--- EXERCISE DETAILS ---
Can you transcribe every entry word for word, skipping the images?

Stored data:
## start
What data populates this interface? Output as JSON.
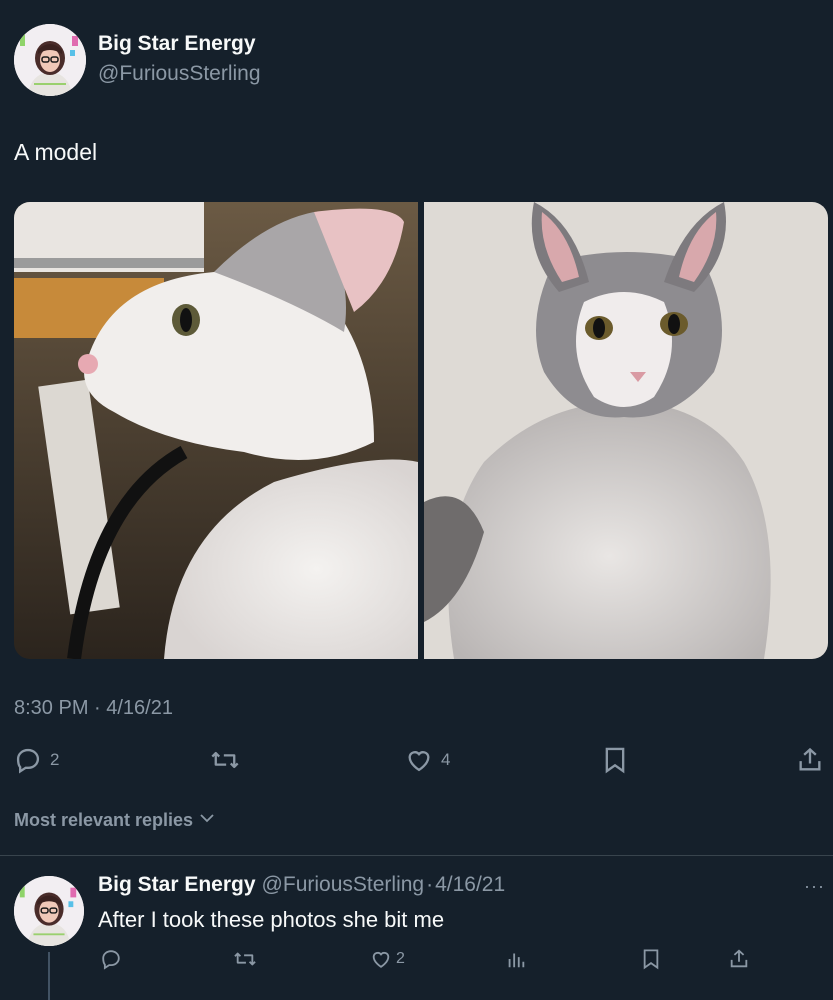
{
  "tweet": {
    "author_name": "Big Star Energy",
    "author_handle": "@FuriousSterling",
    "text": "A model",
    "timestamp": "8:30 PM · 4/16/21",
    "stats": {
      "replies": "2",
      "likes": "4"
    },
    "icons": [
      "reply-icon",
      "retweet-icon",
      "like-icon",
      "bookmark-icon",
      "share-icon"
    ]
  },
  "replies_section": {
    "sort_label": "Most relevant replies"
  },
  "reply": {
    "author_name": "Big Star Energy",
    "author_handle": "@FuriousSterling",
    "separator": "·",
    "date": "4/16/21",
    "text": "After I took these photos she bit me",
    "more_label": "···",
    "stats": {
      "likes": "2"
    },
    "icons": [
      "reply-icon",
      "retweet-icon",
      "like-icon",
      "views-icon",
      "bookmark-icon",
      "share-icon"
    ]
  },
  "colors": {
    "background": "#15202b",
    "text_primary": "#f7f9f9",
    "text_secondary": "#8b98a5",
    "divider": "#38444d"
  }
}
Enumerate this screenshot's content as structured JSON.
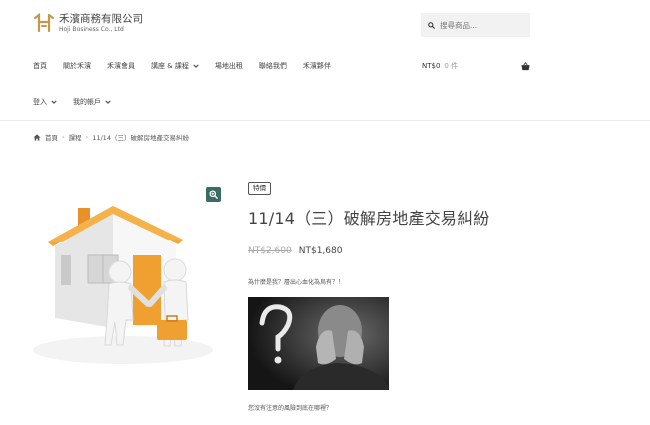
{
  "brand": {
    "name": "禾濱商務有限公司",
    "subtitle": "Hoji Business Co., Ltd"
  },
  "search": {
    "placeholder": "搜尋商品..."
  },
  "nav": {
    "items": [
      {
        "label": "首頁"
      },
      {
        "label": "關於禾濱"
      },
      {
        "label": "禾濱會員"
      },
      {
        "label": "講座 & 課程"
      },
      {
        "label": "場地出租"
      },
      {
        "label": "聯絡我們"
      },
      {
        "label": "禾濱夥伴"
      }
    ],
    "row2": [
      {
        "label": "登入"
      },
      {
        "label": "我的帳戶"
      }
    ]
  },
  "cart": {
    "total": "NT$0",
    "count": "0 件"
  },
  "breadcrumb": {
    "home": "首頁",
    "category": "課程",
    "current": "11/14（三）破解房地產交易糾紛"
  },
  "product": {
    "badge": "特價",
    "title": "11/14（三）破解房地產交易糾紛",
    "price_old": "NT$2,600",
    "price_new": "NT$1,680",
    "desc1": "為什麼是我？層出心血化為烏有？！",
    "desc2": "您沒有注意的風險到底在哪裡？"
  },
  "colors": {
    "accent": "#3c6a64",
    "roof": "#f2a93b",
    "door": "#f0a030"
  }
}
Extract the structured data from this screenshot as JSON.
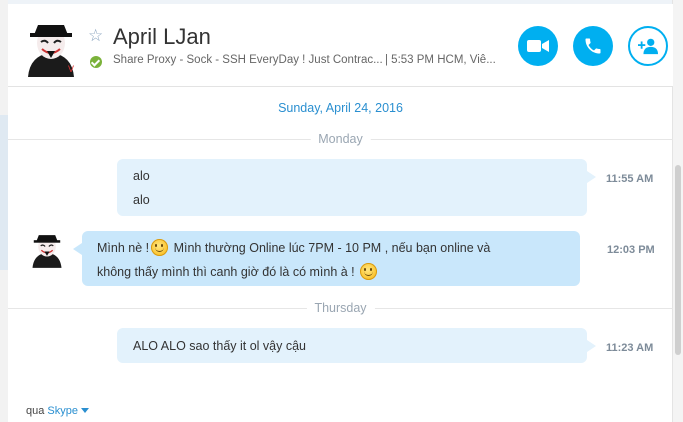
## end
--- RESPONSE ---
What data populates this interface? Output as JSON.
{
  "tweet": {
    "author_name": "Big Star Energy",
    "author_handle": "@FuriousSterling",
    "text": "A model",
    "timestamp": "8:30 PM · 4/16/21",
    "stats": {
      "replies": "2",
      "likes": "4"
    },
    "icons": [
      "reply-icon",
      "retweet-icon",
      "like-icon",
      "bookmark-icon",
      "share-icon"
    ]
  },
  "replies_section": {
    "sort_label": "Most relevant replies"
  },
  "reply": {
    "author_name": "Big Star Energy",
    "author_handle": "@FuriousSterling",
    "separator": "·",
    "date": "4/16/21",
    "text": "After I took these photos she bit me",
    "more_label": "···",
    "stats": {
      "likes": "2"
    },
    "icons": [
      "reply-icon",
      "retweet-icon",
      "like-icon",
      "views-icon",
      "bookmark-icon",
      "share-icon"
    ]
  },
  "colors": {
    "background": "#15202b",
    "text_primary": "#f7f9f9",
    "text_secondary": "#8b98a5",
    "divider": "#38444d"
  }
}
Enumerate this screenshot's content as structured JSON.
{
  "brand": {
    "name": "禾濱商務有限公司",
    "subtitle": "Hoji Business Co., Ltd"
  },
  "search": {
    "placeholder": "搜尋商品..."
  },
  "nav": {
    "items": [
      {
        "label": "首頁"
      },
      {
        "label": "關於禾濱"
      },
      {
        "label": "禾濱會員"
      },
      {
        "label": "講座 & 課程"
      },
      {
        "label": "場地出租"
      },
      {
        "label": "聯絡我們"
      },
      {
        "label": "禾濱夥伴"
      }
    ],
    "row2": [
      {
        "label": "登入"
      },
      {
        "label": "我的帳戶"
      }
    ]
  },
  "cart": {
    "total": "NT$0",
    "count": "0 件"
  },
  "breadcrumb": {
    "home": "首頁",
    "category": "課程",
    "current": "11/14（三）破解房地產交易糾紛"
  },
  "product": {
    "badge": "特價",
    "title": "11/14（三）破解房地產交易糾紛",
    "price_old": "NT$2,600",
    "price_new": "NT$1,680",
    "desc1": "為什麼是我？層出心血化為烏有？！",
    "desc2": "您沒有注意的風險到底在哪裡？"
  },
  "colors": {
    "accent": "#3c6a64",
    "roof": "#f2a93b",
    "door": "#f0a030"
  }
}
Extract the structured data from this screenshot as JSON.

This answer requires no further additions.